The problem:
Return the material word for word. Do not include the pictures.

[Raw records]
'''
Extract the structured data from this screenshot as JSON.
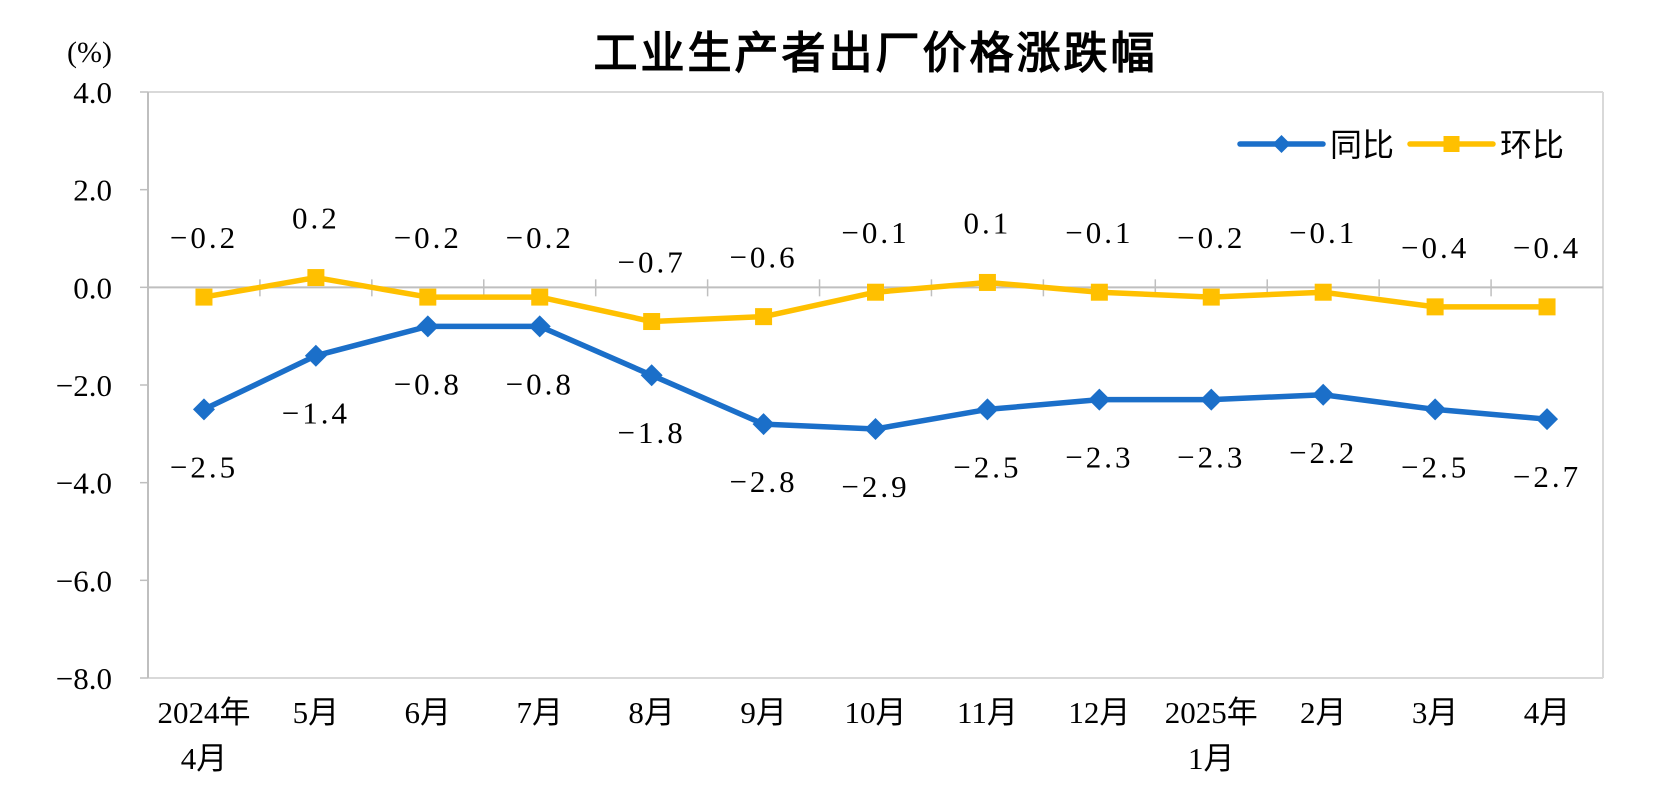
{
  "chart_data": {
    "type": "line",
    "title": "工业生产者出厂价格涨跌幅",
    "unit_label": "(%)",
    "categories": [
      "2024年\n4月",
      "5月",
      "6月",
      "7月",
      "8月",
      "9月",
      "10月",
      "11月",
      "12月",
      "2025年\n1月",
      "2月",
      "3月",
      "4月"
    ],
    "series": [
      {
        "key": "yoy",
        "name": "同比",
        "color": "#1B6FC9",
        "marker": "diamond",
        "label_position": "below",
        "values": [
          -2.5,
          -1.4,
          -0.8,
          -0.8,
          -1.8,
          -2.8,
          -2.9,
          -2.5,
          -2.3,
          -2.3,
          -2.2,
          -2.5,
          -2.7
        ],
        "labels": [
          "-2.5",
          "-1.4",
          "-0.8",
          "-0.8",
          "-1.8",
          "-2.8",
          "-2.9",
          "-2.5",
          "-2.3",
          "-2.3",
          "-2.2",
          "-2.5",
          "-2.7"
        ]
      },
      {
        "key": "mom",
        "name": "环比",
        "color": "#FFC000",
        "marker": "square",
        "label_position": "above",
        "values": [
          -0.2,
          0.2,
          -0.2,
          -0.2,
          -0.7,
          -0.6,
          -0.1,
          0.1,
          -0.1,
          -0.2,
          -0.1,
          -0.4,
          -0.4
        ],
        "labels": [
          "-0.2",
          "0.2",
          "-0.2",
          "-0.2",
          "-0.7",
          "-0.6",
          "-0.1",
          "0.1",
          "-0.1",
          "-0.2",
          "-0.1",
          "-0.4",
          "-0.4"
        ]
      }
    ],
    "y_axis": {
      "min": -8.0,
      "max": 4.0,
      "step": 2.0,
      "tick_labels": [
        "4.0",
        "2.0",
        "0.0",
        "-2.0",
        "-4.0",
        "-6.0",
        "-8.0"
      ]
    },
    "x_axis": {
      "baseline_value": 0.0
    },
    "legend": {
      "position": "top-right",
      "entries": [
        "同比",
        "环比"
      ]
    },
    "grid": "off",
    "colors": {
      "axis": "#BFBFBF",
      "border": "#D9D9D9",
      "text": "#000000"
    }
  }
}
'''
Result of the task:
Extract the structured data from this screenshot as JSON.
{
  "chart_data": {
    "type": "line",
    "title": "工业生产者出厂价格涨跌幅",
    "unit_label": "(%)",
    "categories": [
      "2024年\n4月",
      "5月",
      "6月",
      "7月",
      "8月",
      "9月",
      "10月",
      "11月",
      "12月",
      "2025年\n1月",
      "2月",
      "3月",
      "4月"
    ],
    "series": [
      {
        "key": "yoy",
        "name": "同比",
        "color": "#1B6FC9",
        "marker": "diamond",
        "label_position": "below",
        "values": [
          -2.5,
          -1.4,
          -0.8,
          -0.8,
          -1.8,
          -2.8,
          -2.9,
          -2.5,
          -2.3,
          -2.3,
          -2.2,
          -2.5,
          -2.7
        ],
        "labels": [
          "-2.5",
          "-1.4",
          "-0.8",
          "-0.8",
          "-1.8",
          "-2.8",
          "-2.9",
          "-2.5",
          "-2.3",
          "-2.3",
          "-2.2",
          "-2.5",
          "-2.7"
        ]
      },
      {
        "key": "mom",
        "name": "环比",
        "color": "#FFC000",
        "marker": "square",
        "label_position": "above",
        "values": [
          -0.2,
          0.2,
          -0.2,
          -0.2,
          -0.7,
          -0.6,
          -0.1,
          0.1,
          -0.1,
          -0.2,
          -0.1,
          -0.4,
          -0.4
        ],
        "labels": [
          "-0.2",
          "0.2",
          "-0.2",
          "-0.2",
          "-0.7",
          "-0.6",
          "-0.1",
          "0.1",
          "-0.1",
          "-0.2",
          "-0.1",
          "-0.4",
          "-0.4"
        ]
      }
    ],
    "y_axis": {
      "min": -8.0,
      "max": 4.0,
      "step": 2.0,
      "tick_labels": [
        "4.0",
        "2.0",
        "0.0",
        "-2.0",
        "-4.0",
        "-6.0",
        "-8.0"
      ]
    },
    "x_axis": {
      "baseline_value": 0.0
    },
    "legend": {
      "position": "top-right",
      "entries": [
        "同比",
        "环比"
      ]
    },
    "grid": "off",
    "colors": {
      "axis": "#BFBFBF",
      "border": "#D9D9D9",
      "text": "#000000"
    }
  }
}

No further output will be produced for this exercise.